**Exercise prompt**
Please list every abbreviation defined in parentheses in the abstract on benzo[a]pyrene and glutathione depletion, giving each with the term it stands for.

Excerpt Start Marker

Potentiation of benzo[a]pyrene-induced pulmonary and forestomach tumorigenesis in mice by D,L-buthionine-S,R-sulfoximine-mediated tissue glutathione depletion.

In vitro studies have suggested that the glutathione (GSH) S-transferase (GST)-catalyzed GSH conjugation is an important mechanism for the detoxification of (+)-anti-7,8-dihydroxy-9, 10-epoxy-7,8,9,10-tetrahydrobenzo[a]pyrene [(+)-anti-BPDE], which is the activated form of the widespread environmental pollutant benzo[a]pyrene (BP). However, in vivo experimental evidence for the importance of GSH/GST system in defense against carcinogenic effects of BP is lacking. We hypothesized that if GSH/GST were to play an important role in the detoxification of (+)-anti-BPDE, the tumorigenic activity of BP would be increased by depleting the levels of GSH, which is the required nucleophilic substrate for GST-catalyzed conjugation reactions. In the present study, we have tested the above hypothesis by determining the effect of D, L-buthionine-S,R-sulfoximine (BSO)-mediated tissue GSH depletion on BP-induced tumorigenesis of the lung and forestomach in female A/J mice. Treatment of mice with three i.p. injections of 2.5 mmol BSO/kg (12 h apart) plus 20 mM BSO in drinking water, resulted in a statistically significant reduction in hepatic, pulmonary and forestomach GSH levels. At the same time, BSO-administration caused a statistically significant increase in BP-induced pulmonary and forestomach tumor multiplicity. To the best of our knowledge, the present study is the first report that provides in vivo experimental evidence for the importance of GSH/GST system in cellular protection against carcinogenic effects of BP.

Excerpt End Marker
Data listing Start Marker

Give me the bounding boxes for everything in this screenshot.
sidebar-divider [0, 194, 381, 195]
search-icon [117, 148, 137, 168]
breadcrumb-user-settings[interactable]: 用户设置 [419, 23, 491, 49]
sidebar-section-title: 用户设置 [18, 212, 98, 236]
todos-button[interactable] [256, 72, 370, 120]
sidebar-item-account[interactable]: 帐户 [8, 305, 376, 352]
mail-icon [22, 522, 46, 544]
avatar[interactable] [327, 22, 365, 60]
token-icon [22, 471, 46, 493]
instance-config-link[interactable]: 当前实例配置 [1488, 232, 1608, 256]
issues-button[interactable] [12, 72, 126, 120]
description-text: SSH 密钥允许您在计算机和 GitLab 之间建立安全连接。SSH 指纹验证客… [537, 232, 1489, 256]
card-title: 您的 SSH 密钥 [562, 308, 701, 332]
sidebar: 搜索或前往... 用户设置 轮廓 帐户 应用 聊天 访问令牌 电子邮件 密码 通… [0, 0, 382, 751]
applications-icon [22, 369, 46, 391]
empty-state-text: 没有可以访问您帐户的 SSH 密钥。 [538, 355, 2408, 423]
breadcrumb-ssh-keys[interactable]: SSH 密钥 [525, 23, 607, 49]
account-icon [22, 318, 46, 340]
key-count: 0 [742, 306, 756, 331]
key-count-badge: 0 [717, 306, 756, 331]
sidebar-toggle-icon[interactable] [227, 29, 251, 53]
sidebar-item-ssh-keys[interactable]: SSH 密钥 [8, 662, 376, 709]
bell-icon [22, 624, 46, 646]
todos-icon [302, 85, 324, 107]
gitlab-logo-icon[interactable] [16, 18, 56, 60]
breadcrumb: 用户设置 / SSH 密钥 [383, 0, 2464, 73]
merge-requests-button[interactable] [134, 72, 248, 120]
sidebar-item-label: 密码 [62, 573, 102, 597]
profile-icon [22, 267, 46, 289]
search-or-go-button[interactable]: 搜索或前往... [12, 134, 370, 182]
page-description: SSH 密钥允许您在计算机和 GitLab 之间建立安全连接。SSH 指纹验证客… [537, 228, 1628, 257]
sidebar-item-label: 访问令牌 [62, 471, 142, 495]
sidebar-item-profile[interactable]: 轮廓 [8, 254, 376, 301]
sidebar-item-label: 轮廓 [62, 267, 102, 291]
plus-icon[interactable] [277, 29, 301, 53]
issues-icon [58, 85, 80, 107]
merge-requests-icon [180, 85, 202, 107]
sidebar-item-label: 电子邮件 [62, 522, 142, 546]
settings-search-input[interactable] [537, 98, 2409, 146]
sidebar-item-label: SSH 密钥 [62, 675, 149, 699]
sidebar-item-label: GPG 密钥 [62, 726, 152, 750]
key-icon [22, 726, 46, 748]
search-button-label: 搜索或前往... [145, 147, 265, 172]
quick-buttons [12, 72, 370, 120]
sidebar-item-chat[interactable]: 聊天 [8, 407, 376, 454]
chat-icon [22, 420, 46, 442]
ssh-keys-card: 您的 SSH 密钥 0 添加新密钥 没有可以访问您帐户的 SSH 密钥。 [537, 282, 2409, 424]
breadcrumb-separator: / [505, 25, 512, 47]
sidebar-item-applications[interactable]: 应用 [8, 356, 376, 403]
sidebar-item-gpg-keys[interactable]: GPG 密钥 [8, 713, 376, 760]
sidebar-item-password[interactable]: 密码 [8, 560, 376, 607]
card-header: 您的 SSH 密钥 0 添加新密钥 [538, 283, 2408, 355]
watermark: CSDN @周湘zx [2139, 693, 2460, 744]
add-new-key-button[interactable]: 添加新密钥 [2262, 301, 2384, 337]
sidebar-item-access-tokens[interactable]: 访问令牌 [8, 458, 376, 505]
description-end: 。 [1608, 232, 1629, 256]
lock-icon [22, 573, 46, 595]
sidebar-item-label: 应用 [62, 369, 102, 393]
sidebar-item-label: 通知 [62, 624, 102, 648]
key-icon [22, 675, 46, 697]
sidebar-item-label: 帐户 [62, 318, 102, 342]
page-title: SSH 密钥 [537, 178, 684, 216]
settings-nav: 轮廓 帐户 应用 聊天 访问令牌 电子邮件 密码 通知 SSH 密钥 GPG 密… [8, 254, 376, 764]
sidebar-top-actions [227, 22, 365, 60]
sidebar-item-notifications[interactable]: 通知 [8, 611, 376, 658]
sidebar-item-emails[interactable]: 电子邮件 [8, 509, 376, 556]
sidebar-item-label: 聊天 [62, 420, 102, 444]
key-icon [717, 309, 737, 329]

Data listing End Marker

**Solution for this task**
- GSH: glutathione
- GST: glutathione S-transferase
- (+)-anti-BPDE: (+)-anti-7,8-dihydroxy-9,10-epoxy-7,8,9,10-tetrahydrobenzo[a]pyrene
- BP: benzo[a]pyrene
- BSO: D,L-buthionine-S,R-sulfoximine